Figure record extracts
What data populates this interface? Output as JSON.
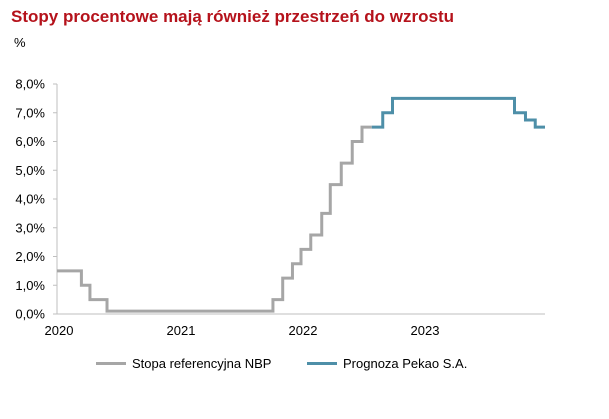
{
  "title": "Stopy procentowe mają również przestrzeń do wzrostu",
  "unit_label": "%",
  "colors": {
    "title": "#b5121b",
    "nbp": "#a6a6a6",
    "pekao": "#4e8fa8",
    "axis": "#bfbfbf"
  },
  "chart_data": {
    "type": "line",
    "title": "Stopy procentowe mają również przestrzeń do wzrostu",
    "ylabel": "%",
    "ylim": [
      0,
      8
    ],
    "xlim": [
      2020.0,
      2024.0
    ],
    "yticks": [
      "0,0%",
      "1,0%",
      "2,0%",
      "3,0%",
      "4,0%",
      "5,0%",
      "6,0%",
      "7,0%",
      "8,0%"
    ],
    "xticks": [
      {
        "x": 2020,
        "label": "2020"
      },
      {
        "x": 2021,
        "label": "2021"
      },
      {
        "x": 2022,
        "label": "2022"
      },
      {
        "x": 2023,
        "label": "2023"
      }
    ],
    "grid": false,
    "legend_position": "bottom",
    "series": [
      {
        "name": "Stopa referencyjna NBP",
        "step": true,
        "x": [
          2020.0,
          2020.2,
          2020.27,
          2020.41,
          2021.77,
          2021.85,
          2021.93,
          2022.0,
          2022.08,
          2022.17,
          2022.24,
          2022.33,
          2022.42,
          2022.5,
          2022.58
        ],
        "y": [
          1.5,
          1.0,
          0.5,
          0.1,
          0.5,
          1.25,
          1.75,
          2.25,
          2.75,
          3.5,
          4.5,
          5.25,
          6.0,
          6.5,
          6.5
        ]
      },
      {
        "name": "Prognoza Pekao S.A.",
        "step": true,
        "x": [
          2022.58,
          2022.67,
          2022.75,
          2023.75,
          2023.84,
          2023.92,
          2024.0
        ],
        "y": [
          6.5,
          7.0,
          7.5,
          7.0,
          6.75,
          6.5,
          6.5
        ]
      }
    ]
  }
}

PROBLEM =>
Omit the pictures, then output the rest of the listing exactly.

RESPONSE TO THE EXERCISE =>
What data populates this interface? Output as JSON.
{
  "title": "Stopy procentowe mają również przestrzeń do wzrostu",
  "unit_label": "%",
  "colors": {
    "title": "#b5121b",
    "nbp": "#a6a6a6",
    "pekao": "#4e8fa8",
    "axis": "#bfbfbf"
  },
  "chart_data": {
    "type": "line",
    "title": "Stopy procentowe mają również przestrzeń do wzrostu",
    "ylabel": "%",
    "ylim": [
      0,
      8
    ],
    "xlim": [
      2020.0,
      2024.0
    ],
    "yticks": [
      "0,0%",
      "1,0%",
      "2,0%",
      "3,0%",
      "4,0%",
      "5,0%",
      "6,0%",
      "7,0%",
      "8,0%"
    ],
    "xticks": [
      {
        "x": 2020,
        "label": "2020"
      },
      {
        "x": 2021,
        "label": "2021"
      },
      {
        "x": 2022,
        "label": "2022"
      },
      {
        "x": 2023,
        "label": "2023"
      }
    ],
    "grid": false,
    "legend_position": "bottom",
    "series": [
      {
        "name": "Stopa referencyjna NBP",
        "step": true,
        "x": [
          2020.0,
          2020.2,
          2020.27,
          2020.41,
          2021.77,
          2021.85,
          2021.93,
          2022.0,
          2022.08,
          2022.17,
          2022.24,
          2022.33,
          2022.42,
          2022.5,
          2022.58
        ],
        "y": [
          1.5,
          1.0,
          0.5,
          0.1,
          0.5,
          1.25,
          1.75,
          2.25,
          2.75,
          3.5,
          4.5,
          5.25,
          6.0,
          6.5,
          6.5
        ]
      },
      {
        "name": "Prognoza Pekao S.A.",
        "step": true,
        "x": [
          2022.58,
          2022.67,
          2022.75,
          2023.75,
          2023.84,
          2023.92,
          2024.0
        ],
        "y": [
          6.5,
          7.0,
          7.5,
          7.0,
          6.75,
          6.5,
          6.5
        ]
      }
    ]
  }
}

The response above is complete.